Extracts from a graphics dataset

★ ★ ★ ★ ★

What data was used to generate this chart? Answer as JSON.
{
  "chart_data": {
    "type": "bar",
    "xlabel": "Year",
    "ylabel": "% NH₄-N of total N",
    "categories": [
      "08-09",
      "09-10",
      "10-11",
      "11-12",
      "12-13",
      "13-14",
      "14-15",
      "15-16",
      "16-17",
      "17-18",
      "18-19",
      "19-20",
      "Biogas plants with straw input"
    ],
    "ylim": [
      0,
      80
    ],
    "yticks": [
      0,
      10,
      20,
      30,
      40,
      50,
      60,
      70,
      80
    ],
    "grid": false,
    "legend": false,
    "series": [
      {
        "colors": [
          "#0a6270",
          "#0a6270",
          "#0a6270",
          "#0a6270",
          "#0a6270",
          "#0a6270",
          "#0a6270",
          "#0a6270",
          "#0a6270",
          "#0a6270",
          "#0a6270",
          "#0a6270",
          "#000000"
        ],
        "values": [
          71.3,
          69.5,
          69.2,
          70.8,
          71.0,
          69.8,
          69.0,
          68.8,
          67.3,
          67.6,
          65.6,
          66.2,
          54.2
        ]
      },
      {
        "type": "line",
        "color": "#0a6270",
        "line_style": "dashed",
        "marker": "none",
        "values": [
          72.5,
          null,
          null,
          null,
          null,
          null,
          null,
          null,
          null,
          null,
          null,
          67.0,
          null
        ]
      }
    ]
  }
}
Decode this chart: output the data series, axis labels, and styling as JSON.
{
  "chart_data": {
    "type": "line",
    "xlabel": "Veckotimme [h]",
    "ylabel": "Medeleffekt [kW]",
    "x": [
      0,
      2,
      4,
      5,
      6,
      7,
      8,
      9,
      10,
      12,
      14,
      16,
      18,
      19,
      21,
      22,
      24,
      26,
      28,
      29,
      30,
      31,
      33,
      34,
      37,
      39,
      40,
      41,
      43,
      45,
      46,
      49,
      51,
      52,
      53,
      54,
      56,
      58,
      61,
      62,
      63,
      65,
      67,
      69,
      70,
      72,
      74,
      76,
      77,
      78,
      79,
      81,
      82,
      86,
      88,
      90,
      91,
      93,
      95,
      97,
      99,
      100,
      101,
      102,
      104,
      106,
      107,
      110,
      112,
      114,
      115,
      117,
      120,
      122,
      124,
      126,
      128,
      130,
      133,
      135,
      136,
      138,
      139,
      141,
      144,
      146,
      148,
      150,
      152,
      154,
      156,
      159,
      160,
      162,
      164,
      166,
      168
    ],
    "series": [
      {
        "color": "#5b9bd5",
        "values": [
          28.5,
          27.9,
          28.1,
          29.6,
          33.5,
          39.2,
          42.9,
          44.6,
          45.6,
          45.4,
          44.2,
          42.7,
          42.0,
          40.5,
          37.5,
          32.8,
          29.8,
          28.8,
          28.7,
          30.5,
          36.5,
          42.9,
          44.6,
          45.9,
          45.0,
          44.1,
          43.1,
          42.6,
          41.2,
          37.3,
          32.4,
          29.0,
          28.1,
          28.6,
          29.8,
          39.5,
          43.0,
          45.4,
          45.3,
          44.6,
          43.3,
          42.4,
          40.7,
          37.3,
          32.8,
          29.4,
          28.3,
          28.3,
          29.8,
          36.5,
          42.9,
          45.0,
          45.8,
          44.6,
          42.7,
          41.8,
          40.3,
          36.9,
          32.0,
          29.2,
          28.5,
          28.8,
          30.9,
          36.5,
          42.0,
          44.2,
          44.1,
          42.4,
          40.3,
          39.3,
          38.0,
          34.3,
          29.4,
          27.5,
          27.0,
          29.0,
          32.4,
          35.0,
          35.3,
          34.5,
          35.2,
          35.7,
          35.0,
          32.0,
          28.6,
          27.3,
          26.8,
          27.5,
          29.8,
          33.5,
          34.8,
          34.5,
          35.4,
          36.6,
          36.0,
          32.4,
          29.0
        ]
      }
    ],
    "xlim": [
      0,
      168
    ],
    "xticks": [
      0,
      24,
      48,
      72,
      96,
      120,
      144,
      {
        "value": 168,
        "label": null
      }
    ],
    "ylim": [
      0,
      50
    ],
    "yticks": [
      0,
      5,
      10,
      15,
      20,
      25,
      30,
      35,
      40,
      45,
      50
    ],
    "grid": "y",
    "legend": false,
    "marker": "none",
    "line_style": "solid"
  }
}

★ ★ ★ ★ ★

→ What you will do
Return all of the data exactly as it reads.

→ The response
What data was used to generate this chart? Answer as JSON.
{
  "chart_data": {
    "type": "bar",
    "xlabel": "Year",
    "ylabel": "% NH₄-N of total N",
    "categories": [
      "08-09",
      "09-10",
      "10-11",
      "11-12",
      "12-13",
      "13-14",
      "14-15",
      "15-16",
      "16-17",
      "17-18",
      "18-19",
      "19-20",
      "Biogas plants with straw input"
    ],
    "ylim": [
      0,
      80
    ],
    "yticks": [
      0,
      10,
      20,
      30,
      40,
      50,
      60,
      70,
      80
    ],
    "grid": false,
    "legend": false,
    "series": [
      {
        "colors": [
          "#0a6270",
          "#0a6270",
          "#0a6270",
          "#0a6270",
          "#0a6270",
          "#0a6270",
          "#0a6270",
          "#0a6270",
          "#0a6270",
          "#0a6270",
          "#0a6270",
          "#0a6270",
          "#000000"
        ],
        "values": [
          71.3,
          69.5,
          69.2,
          70.8,
          71.0,
          69.8,
          69.0,
          68.8,
          67.3,
          67.6,
          65.6,
          66.2,
          54.2
        ]
      },
      {
        "type": "line",
        "color": "#0a6270",
        "line_style": "dashed",
        "marker": "none",
        "values": [
          72.5,
          null,
          null,
          null,
          null,
          null,
          null,
          null,
          null,
          null,
          null,
          67.0,
          null
        ]
      }
    ]
  }
}
Decode this chart: output the data series, axis labels, and styling as JSON.
{
  "chart_data": {
    "type": "line",
    "xlabel": "Veckotimme [h]",
    "ylabel": "Medeleffekt [kW]",
    "x": [
      0,
      2,
      4,
      5,
      6,
      7,
      8,
      9,
      10,
      12,
      14,
      16,
      18,
      19,
      21,
      22,
      24,
      26,
      28,
      29,
      30,
      31,
      33,
      34,
      37,
      39,
      40,
      41,
      43,
      45,
      46,
      49,
      51,
      52,
      53,
      54,
      56,
      58,
      61,
      62,
      63,
      65,
      67,
      69,
      70,
      72,
      74,
      76,
      77,
      78,
      79,
      81,
      82,
      86,
      88,
      90,
      91,
      93,
      95,
      97,
      99,
      100,
      101,
      102,
      104,
      106,
      107,
      110,
      112,
      114,
      115,
      117,
      120,
      122,
      124,
      126,
      128,
      130,
      133,
      135,
      136,
      138,
      139,
      141,
      144,
      146,
      148,
      150,
      152,
      154,
      156,
      159,
      160,
      162,
      164,
      166,
      168
    ],
    "series": [
      {
        "color": "#5b9bd5",
        "values": [
          28.5,
          27.9,
          28.1,
          29.6,
          33.5,
          39.2,
          42.9,
          44.6,
          45.6,
          45.4,
          44.2,
          42.7,
          42.0,
          40.5,
          37.5,
          32.8,
          29.8,
          28.8,
          28.7,
          30.5,
          36.5,
          42.9,
          44.6,
          45.9,
          45.0,
          44.1,
          43.1,
          42.6,
          41.2,
          37.3,
          32.4,
          29.0,
          28.1,
          28.6,
          29.8,
          39.5,
          43.0,
          45.4,
          45.3,
          44.6,
          43.3,
          42.4,
          40.7,
          37.3,
          32.8,
          29.4,
          28.3,
          28.3,
          29.8,
          36.5,
          42.9,
          45.0,
          45.8,
          44.6,
          42.7,
          41.8,
          40.3,
          36.9,
          32.0,
          29.2,
          28.5,
          28.8,
          30.9,
          36.5,
          42.0,
          44.2,
          44.1,
          42.4,
          40.3,
          39.3,
          38.0,
          34.3,
          29.4,
          27.5,
          27.0,
          29.0,
          32.4,
          35.0,
          35.3,
          34.5,
          35.2,
          35.7,
          35.0,
          32.0,
          28.6,
          27.3,
          26.8,
          27.5,
          29.8,
          33.5,
          34.8,
          34.5,
          35.4,
          36.6,
          36.0,
          32.4,
          29.0
        ]
      }
    ],
    "xlim": [
      0,
      168
    ],
    "xticks": [
      0,
      24,
      48,
      72,
      96,
      120,
      144,
      {
        "value": 168,
        "label": null
      }
    ],
    "ylim": [
      0,
      50
    ],
    "yticks": [
      0,
      5,
      10,
      15,
      20,
      25,
      30,
      35,
      40,
      45,
      50
    ],
    "grid": "y",
    "legend": false,
    "marker": "none",
    "line_style": "solid"
  }
}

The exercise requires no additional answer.